## Materials provided

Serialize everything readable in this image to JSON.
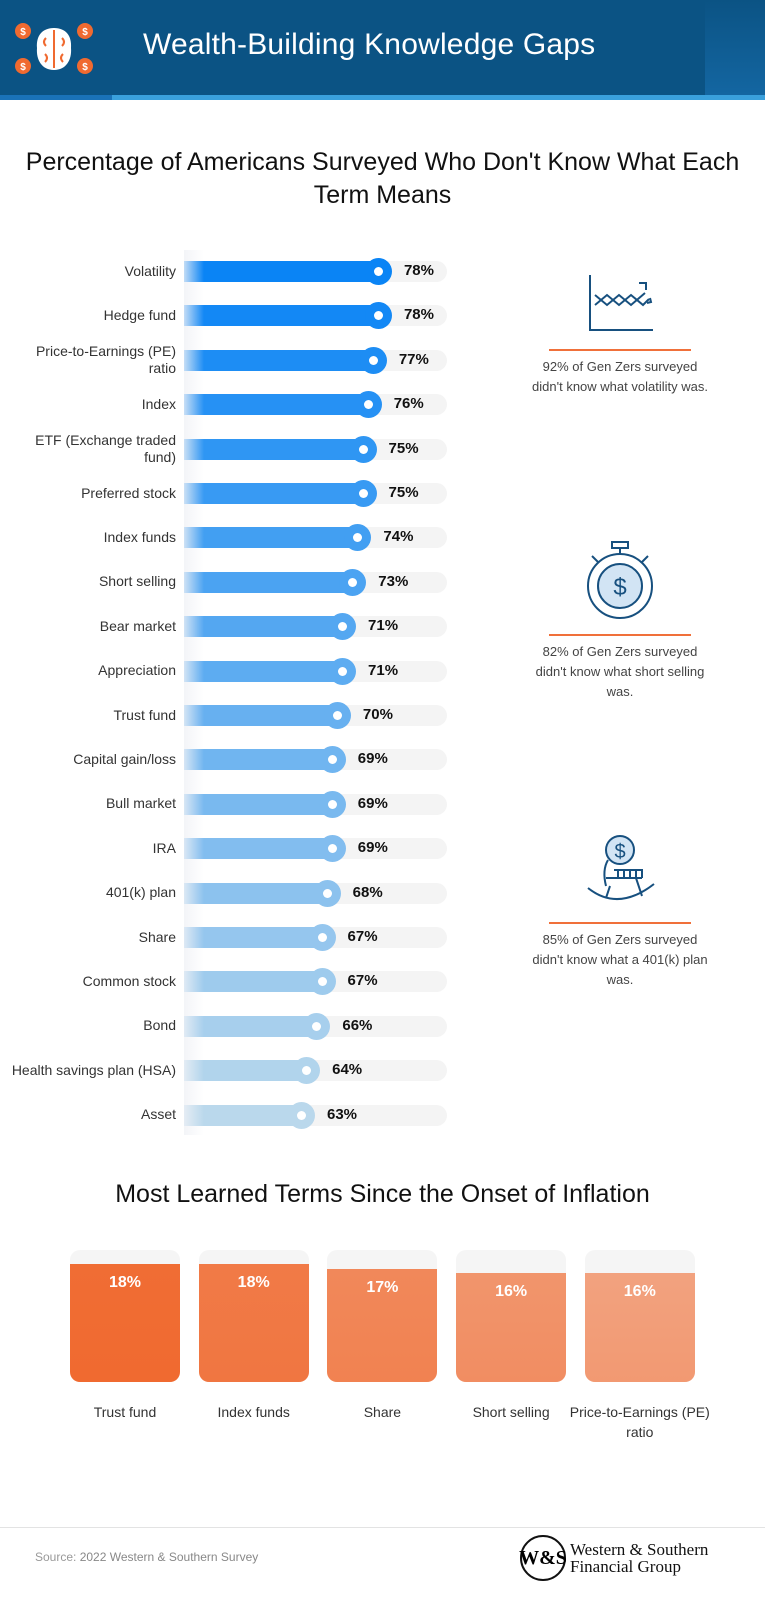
{
  "header": {
    "title": "Wealth-Building Knowledge Gaps",
    "icon": "brain-dollar-icon",
    "color": "#0b5384"
  },
  "chart_data": [
    {
      "type": "bar",
      "orientation": "horizontal",
      "title": "Percentage of Americans Surveyed Who Don't Know What Each Term Means",
      "categories": [
        "Volatility",
        "Hedge fund",
        "Price-to-Earnings (PE) ratio",
        "Index",
        "ETF (Exchange traded fund)",
        "Preferred stock",
        "Index funds",
        "Short selling",
        "Bear market",
        "Appreciation",
        "Trust fund",
        "Capital gain/loss",
        "Bull market",
        "IRA",
        "401(k) plan",
        "Share",
        "Common stock",
        "Bond",
        "Health savings plan (HSA)",
        "Asset"
      ],
      "values": [
        78,
        78,
        77,
        76,
        75,
        75,
        74,
        73,
        71,
        71,
        70,
        69,
        69,
        69,
        68,
        67,
        67,
        66,
        64,
        63
      ],
      "labels": [
        "78%",
        "78%",
        "77%",
        "76%",
        "75%",
        "75%",
        "74%",
        "73%",
        "71%",
        "71%",
        "70%",
        "69%",
        "69%",
        "69%",
        "68%",
        "67%",
        "67%",
        "66%",
        "64%",
        "63%"
      ],
      "colors": {
        "high": "#0a84f5",
        "low": "#bad8ec"
      }
    },
    {
      "type": "bar",
      "orientation": "vertical",
      "title": "Most Learned Terms Since the Onset of Inflation",
      "categories": [
        "Trust fund",
        "Index funds",
        "Share",
        "Short selling",
        "Price-to-Earnings (PE) ratio"
      ],
      "values": [
        18,
        18,
        17,
        16,
        16
      ],
      "labels": [
        "18%",
        "18%",
        "17%",
        "16%",
        "16%"
      ],
      "colors": {
        "high": "#f06a30",
        "low": "#f2a583"
      }
    }
  ],
  "notes": [
    {
      "icon": "line-chart-icon",
      "text": "92% of Gen Zers surveyed didn't know what volatility was."
    },
    {
      "icon": "stopwatch-dollar-icon",
      "text": "82% of Gen Zers surveyed didn't know what short selling was."
    },
    {
      "icon": "rocking-chair-dollar-icon",
      "text": "85% of Gen Zers surveyed didn't know what a 401(k) plan was."
    }
  ],
  "footer": {
    "source_label": "Source:",
    "source": "2022 Western & Southern Survey",
    "brand_line1": "Western & Southern",
    "brand_line2": "Financial Group",
    "brand_monogram": "W&S"
  }
}
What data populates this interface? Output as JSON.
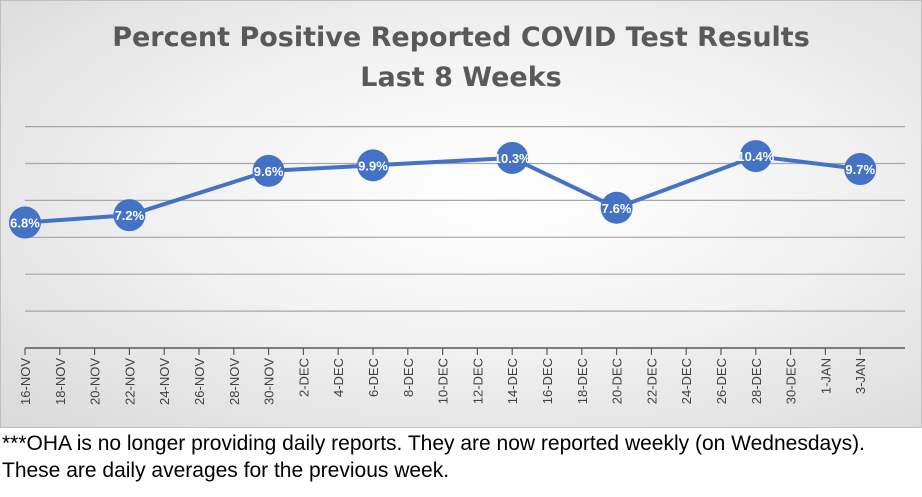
{
  "chart_data": {
    "type": "line",
    "title": "Percent Positive Reported COVID Test Results",
    "subtitle": "Last 8 Weeks",
    "categories": [
      "16-NOV",
      "18-NOV",
      "20-NOV",
      "22-NOV",
      "24-NOV",
      "26-NOV",
      "28-NOV",
      "30-NOV",
      "2-DEC",
      "4-DEC",
      "6-DEC",
      "8-DEC",
      "10-DEC",
      "12-DEC",
      "14-DEC",
      "16-DEC",
      "18-DEC",
      "20-DEC",
      "22-DEC",
      "24-DEC",
      "26-DEC",
      "28-DEC",
      "30-DEC",
      "1-JAN",
      "3-JAN"
    ],
    "points": [
      {
        "x": "16-NOV",
        "y": 6.8,
        "label": "6.8%"
      },
      {
        "x": "22-NOV",
        "y": 7.2,
        "label": "7.2%"
      },
      {
        "x": "30-NOV",
        "y": 9.6,
        "label": "9.6%"
      },
      {
        "x": "6-DEC",
        "y": 9.9,
        "label": "9.9%"
      },
      {
        "x": "14-DEC",
        "y": 10.3,
        "label": "10.3%"
      },
      {
        "x": "20-DEC",
        "y": 7.6,
        "label": "7.6%"
      },
      {
        "x": "28-DEC",
        "y": 10.4,
        "label": "10.4%"
      },
      {
        "x": "3-JAN",
        "y": 9.7,
        "label": "9.7%"
      }
    ],
    "ylim": [
      0,
      14
    ],
    "gridlines": [
      2,
      4,
      6,
      8,
      10,
      12
    ],
    "grid": true,
    "line_color": "#4472c4",
    "label_color": "#ffffff"
  },
  "footnote": "***OHA is no longer providing daily reports.  They are now reported weekly (on Wednesdays). These are daily averages for the previous week."
}
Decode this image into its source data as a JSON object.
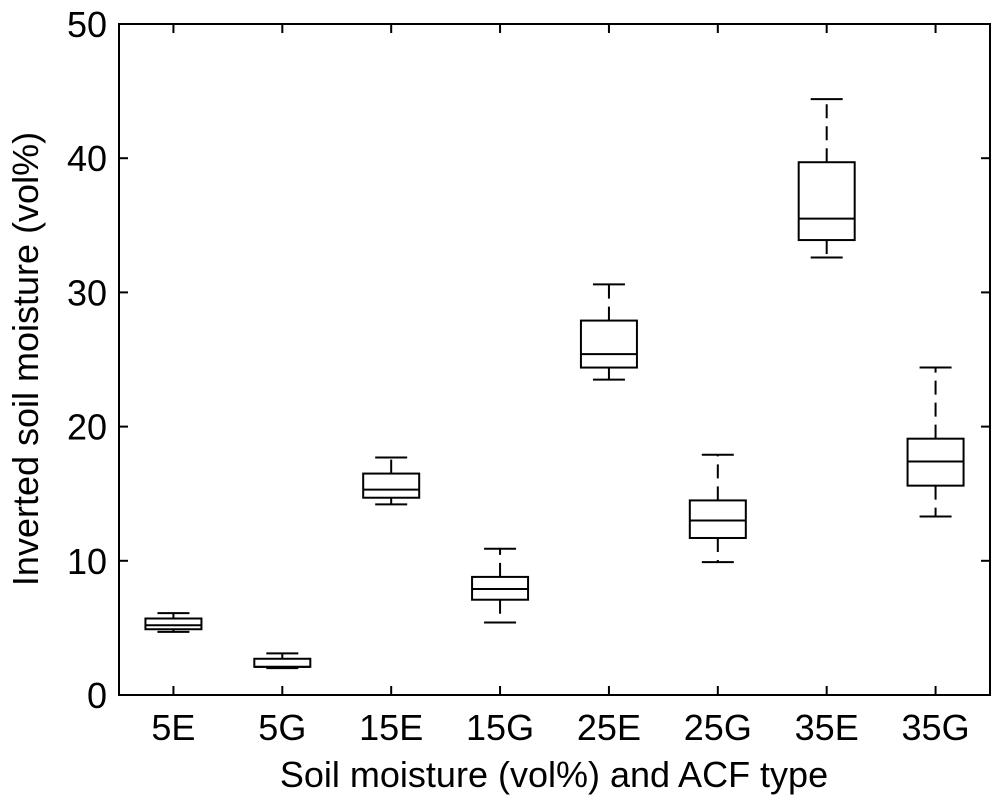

## Problem to work on
Count each line with "icon" in it and report that figure by itself.

## Task result
4